Repeat all entries exactly.

═════ Exercise materials

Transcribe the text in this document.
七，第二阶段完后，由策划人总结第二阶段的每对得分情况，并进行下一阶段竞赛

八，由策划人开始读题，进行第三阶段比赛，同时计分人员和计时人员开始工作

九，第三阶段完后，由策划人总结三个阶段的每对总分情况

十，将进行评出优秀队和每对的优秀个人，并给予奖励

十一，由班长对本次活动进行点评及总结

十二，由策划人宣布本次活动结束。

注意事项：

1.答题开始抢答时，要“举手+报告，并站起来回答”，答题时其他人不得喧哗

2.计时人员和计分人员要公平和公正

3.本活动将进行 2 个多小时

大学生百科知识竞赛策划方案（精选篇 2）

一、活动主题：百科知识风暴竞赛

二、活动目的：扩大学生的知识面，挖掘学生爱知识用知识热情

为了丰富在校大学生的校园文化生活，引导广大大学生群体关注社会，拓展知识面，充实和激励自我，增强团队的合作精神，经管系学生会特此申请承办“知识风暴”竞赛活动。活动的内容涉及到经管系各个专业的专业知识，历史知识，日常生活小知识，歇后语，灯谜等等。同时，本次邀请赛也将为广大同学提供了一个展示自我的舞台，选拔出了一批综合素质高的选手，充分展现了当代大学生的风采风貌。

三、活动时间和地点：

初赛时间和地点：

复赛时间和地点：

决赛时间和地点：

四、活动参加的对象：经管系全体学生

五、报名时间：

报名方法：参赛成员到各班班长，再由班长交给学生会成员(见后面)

══════════

**Solution to this task:**
Transcribe the text in this document.
七，第二阶段完后，由策划人总结第二阶段的每对得分情况，并进行下一阶段竞赛

八，由策划人开始读题，进行第三阶段比赛，同时计分人员和计时人员开始工作

九，第三阶段完后，由策划人总结三个阶段的每对总分情况

十，将进行评出优秀队和每对的优秀个人，并给予奖励

十一，由班长对本次活动进行点评及总结

十二，由策划人宣布本次活动结束。

注意事项：

1.答题开始抢答时，要“举手+报告，并站起来回答”，答题时其他人不得喧哗

2.计时人员和计分人员要公平和公正

3.本活动将进行 2 个多小时

大学生百科知识竞赛策划方案（精选篇 2）

一、活动主题：百科知识风暴竞赛

二、活动目的：扩大学生的知识面，挖掘学生爱知识用知识热情

为了丰富在校大学生的校园文化生活，引导广大大学生群体关注社会，拓展知识面，充实和激励自我，增强团队的合作精神，经管系学生会特此申请承办“知识风暴”竞赛活动。活动的内容涉及到经管系各个专业的专业知识，历史知识，日常生活小知识，歇后语，灯谜等等。同时，本次邀请赛也将为广大同学提供了一个展示自我的舞台，选拔出了一批综合素质高的选手，充分展现了当代大学生的风采风貌。

三、活动时间和地点：

初赛时间和地点：

复赛时间和地点：

决赛时间和地点：

四、活动参加的对象：经管系全体学生

五、报名时间：

报名方法：参赛成员到各班班长，再由班长交给学生会成员(见后面)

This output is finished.